▶ **The input**:
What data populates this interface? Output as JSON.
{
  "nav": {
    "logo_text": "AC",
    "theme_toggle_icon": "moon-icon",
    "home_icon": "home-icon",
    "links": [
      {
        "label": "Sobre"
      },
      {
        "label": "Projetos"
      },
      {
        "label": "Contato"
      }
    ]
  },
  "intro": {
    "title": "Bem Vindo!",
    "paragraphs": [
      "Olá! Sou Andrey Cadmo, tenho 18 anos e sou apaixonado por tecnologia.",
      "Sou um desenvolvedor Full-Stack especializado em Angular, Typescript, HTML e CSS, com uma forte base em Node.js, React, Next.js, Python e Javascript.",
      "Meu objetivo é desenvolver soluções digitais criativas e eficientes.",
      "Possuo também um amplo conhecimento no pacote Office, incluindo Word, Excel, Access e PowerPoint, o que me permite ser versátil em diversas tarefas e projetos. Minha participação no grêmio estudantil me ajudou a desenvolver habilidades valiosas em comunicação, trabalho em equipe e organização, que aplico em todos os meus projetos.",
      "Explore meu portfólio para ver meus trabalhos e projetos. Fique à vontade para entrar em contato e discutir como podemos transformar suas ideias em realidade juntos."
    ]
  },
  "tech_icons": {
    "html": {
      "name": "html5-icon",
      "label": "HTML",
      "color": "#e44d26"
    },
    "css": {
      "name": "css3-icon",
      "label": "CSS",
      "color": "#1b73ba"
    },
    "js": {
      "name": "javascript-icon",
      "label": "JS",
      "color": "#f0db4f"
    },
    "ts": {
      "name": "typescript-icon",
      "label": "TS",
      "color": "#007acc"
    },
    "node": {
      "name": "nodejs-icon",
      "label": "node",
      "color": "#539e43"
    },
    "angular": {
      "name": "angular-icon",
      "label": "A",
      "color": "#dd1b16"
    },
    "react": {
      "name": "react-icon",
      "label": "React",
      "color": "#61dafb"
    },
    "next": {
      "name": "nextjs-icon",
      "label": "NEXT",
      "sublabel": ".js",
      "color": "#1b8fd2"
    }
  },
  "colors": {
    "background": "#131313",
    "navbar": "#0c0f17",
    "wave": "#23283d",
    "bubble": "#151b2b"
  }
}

▶ **Direction**:
Write down every line of the data exactly as it appears above.

▶ **Solution to this problem**:
What data populates this interface? Output as JSON.
{
  "nav": {
    "logo_text": "AC",
    "theme_toggle_icon": "moon-icon",
    "home_icon": "home-icon",
    "links": [
      {
        "label": "Sobre"
      },
      {
        "label": "Projetos"
      },
      {
        "label": "Contato"
      }
    ]
  },
  "intro": {
    "title": "Bem Vindo!",
    "paragraphs": [
      "Olá! Sou Andrey Cadmo, tenho 18 anos e sou apaixonado por tecnologia.",
      "Sou um desenvolvedor Full-Stack especializado em Angular, Typescript, HTML e CSS, com uma forte base em Node.js, React, Next.js, Python e Javascript.",
      "Meu objetivo é desenvolver soluções digitais criativas e eficientes.",
      "Possuo também um amplo conhecimento no pacote Office, incluindo Word, Excel, Access e PowerPoint, o que me permite ser versátil em diversas tarefas e projetos. Minha participação no grêmio estudantil me ajudou a desenvolver habilidades valiosas em comunicação, trabalho em equipe e organização, que aplico em todos os meus projetos.",
      "Explore meu portfólio para ver meus trabalhos e projetos. Fique à vontade para entrar em contato e discutir como podemos transformar suas ideias em realidade juntos."
    ]
  },
  "tech_icons": {
    "html": {
      "name": "html5-icon",
      "label": "HTML",
      "color": "#e44d26"
    },
    "css": {
      "name": "css3-icon",
      "label": "CSS",
      "color": "#1b73ba"
    },
    "js": {
      "name": "javascript-icon",
      "label": "JS",
      "color": "#f0db4f"
    },
    "ts": {
      "name": "typescript-icon",
      "label": "TS",
      "color": "#007acc"
    },
    "node": {
      "name": "nodejs-icon",
      "label": "node",
      "color": "#539e43"
    },
    "angular": {
      "name": "angular-icon",
      "label": "A",
      "color": "#dd1b16"
    },
    "react": {
      "name": "react-icon",
      "label": "React",
      "color": "#61dafb"
    },
    "next": {
      "name": "nextjs-icon",
      "label": "NEXT",
      "sublabel": ".js",
      "color": "#1b8fd2"
    }
  },
  "colors": {
    "background": "#131313",
    "navbar": "#0c0f17",
    "wave": "#23283d",
    "bubble": "#151b2b"
  }
}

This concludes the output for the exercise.